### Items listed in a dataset
##########
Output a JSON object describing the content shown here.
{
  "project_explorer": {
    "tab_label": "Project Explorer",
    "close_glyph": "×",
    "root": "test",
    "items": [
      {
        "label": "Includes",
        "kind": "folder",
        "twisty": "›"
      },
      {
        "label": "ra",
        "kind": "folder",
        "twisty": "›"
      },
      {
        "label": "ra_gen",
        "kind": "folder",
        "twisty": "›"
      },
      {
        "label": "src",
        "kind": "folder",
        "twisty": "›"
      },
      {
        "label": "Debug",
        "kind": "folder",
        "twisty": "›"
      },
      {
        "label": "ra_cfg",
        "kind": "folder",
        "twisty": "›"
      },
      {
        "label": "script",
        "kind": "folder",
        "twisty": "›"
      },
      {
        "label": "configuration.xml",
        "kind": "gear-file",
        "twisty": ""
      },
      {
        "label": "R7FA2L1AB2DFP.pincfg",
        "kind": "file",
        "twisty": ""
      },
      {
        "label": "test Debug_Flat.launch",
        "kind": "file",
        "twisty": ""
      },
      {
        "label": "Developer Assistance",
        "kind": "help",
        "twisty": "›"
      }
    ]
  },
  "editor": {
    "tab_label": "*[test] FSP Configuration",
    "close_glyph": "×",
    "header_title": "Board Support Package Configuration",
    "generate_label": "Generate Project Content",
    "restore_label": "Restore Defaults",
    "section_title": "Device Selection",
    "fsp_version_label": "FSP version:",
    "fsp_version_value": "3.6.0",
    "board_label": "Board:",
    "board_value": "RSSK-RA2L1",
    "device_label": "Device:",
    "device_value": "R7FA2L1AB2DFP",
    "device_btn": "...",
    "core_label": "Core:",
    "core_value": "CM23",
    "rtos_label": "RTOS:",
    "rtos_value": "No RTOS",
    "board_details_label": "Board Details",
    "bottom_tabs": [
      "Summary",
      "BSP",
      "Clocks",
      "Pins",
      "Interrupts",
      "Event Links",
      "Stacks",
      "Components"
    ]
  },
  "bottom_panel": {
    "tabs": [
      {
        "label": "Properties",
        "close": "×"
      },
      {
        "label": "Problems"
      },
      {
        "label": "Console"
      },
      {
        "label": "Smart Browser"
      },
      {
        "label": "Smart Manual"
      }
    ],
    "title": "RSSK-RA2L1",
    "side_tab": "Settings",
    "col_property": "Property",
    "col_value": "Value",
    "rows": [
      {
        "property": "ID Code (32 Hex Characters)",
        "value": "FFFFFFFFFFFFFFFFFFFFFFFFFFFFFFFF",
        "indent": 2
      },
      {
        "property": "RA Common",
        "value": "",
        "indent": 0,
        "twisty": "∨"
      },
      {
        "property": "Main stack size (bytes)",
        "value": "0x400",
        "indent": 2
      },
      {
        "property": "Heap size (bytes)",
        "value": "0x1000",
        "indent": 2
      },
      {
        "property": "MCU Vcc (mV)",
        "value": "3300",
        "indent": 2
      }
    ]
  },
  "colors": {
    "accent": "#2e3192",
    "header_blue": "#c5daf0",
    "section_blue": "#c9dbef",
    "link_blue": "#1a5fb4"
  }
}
##########
### Exercise details
Write out the listing once more, matching it exactly.

### Exercise result
Output a JSON object describing the content shown here.
{
  "project_explorer": {
    "tab_label": "Project Explorer",
    "close_glyph": "×",
    "root": "test",
    "items": [
      {
        "label": "Includes",
        "kind": "folder",
        "twisty": "›"
      },
      {
        "label": "ra",
        "kind": "folder",
        "twisty": "›"
      },
      {
        "label": "ra_gen",
        "kind": "folder",
        "twisty": "›"
      },
      {
        "label": "src",
        "kind": "folder",
        "twisty": "›"
      },
      {
        "label": "Debug",
        "kind": "folder",
        "twisty": "›"
      },
      {
        "label": "ra_cfg",
        "kind": "folder",
        "twisty": "›"
      },
      {
        "label": "script",
        "kind": "folder",
        "twisty": "›"
      },
      {
        "label": "configuration.xml",
        "kind": "gear-file",
        "twisty": ""
      },
      {
        "label": "R7FA2L1AB2DFP.pincfg",
        "kind": "file",
        "twisty": ""
      },
      {
        "label": "test Debug_Flat.launch",
        "kind": "file",
        "twisty": ""
      },
      {
        "label": "Developer Assistance",
        "kind": "help",
        "twisty": "›"
      }
    ]
  },
  "editor": {
    "tab_label": "*[test] FSP Configuration",
    "close_glyph": "×",
    "header_title": "Board Support Package Configuration",
    "generate_label": "Generate Project Content",
    "restore_label": "Restore Defaults",
    "section_title": "Device Selection",
    "fsp_version_label": "FSP version:",
    "fsp_version_value": "3.6.0",
    "board_label": "Board:",
    "board_value": "RSSK-RA2L1",
    "device_label": "Device:",
    "device_value": "R7FA2L1AB2DFP",
    "device_btn": "...",
    "core_label": "Core:",
    "core_value": "CM23",
    "rtos_label": "RTOS:",
    "rtos_value": "No RTOS",
    "board_details_label": "Board Details",
    "bottom_tabs": [
      "Summary",
      "BSP",
      "Clocks",
      "Pins",
      "Interrupts",
      "Event Links",
      "Stacks",
      "Components"
    ]
  },
  "bottom_panel": {
    "tabs": [
      {
        "label": "Properties",
        "close": "×"
      },
      {
        "label": "Problems"
      },
      {
        "label": "Console"
      },
      {
        "label": "Smart Browser"
      },
      {
        "label": "Smart Manual"
      }
    ],
    "title": "RSSK-RA2L1",
    "side_tab": "Settings",
    "col_property": "Property",
    "col_value": "Value",
    "rows": [
      {
        "property": "ID Code (32 Hex Characters)",
        "value": "FFFFFFFFFFFFFFFFFFFFFFFFFFFFFFFF",
        "indent": 2
      },
      {
        "property": "RA Common",
        "value": "",
        "indent": 0,
        "twisty": "∨"
      },
      {
        "property": "Main stack size (bytes)",
        "value": "0x400",
        "indent": 2
      },
      {
        "property": "Heap size (bytes)",
        "value": "0x1000",
        "indent": 2
      },
      {
        "property": "MCU Vcc (mV)",
        "value": "3300",
        "indent": 2
      }
    ]
  },
  "colors": {
    "accent": "#2e3192",
    "header_blue": "#c5daf0",
    "section_blue": "#c9dbef",
    "link_blue": "#1a5fb4"
  }
}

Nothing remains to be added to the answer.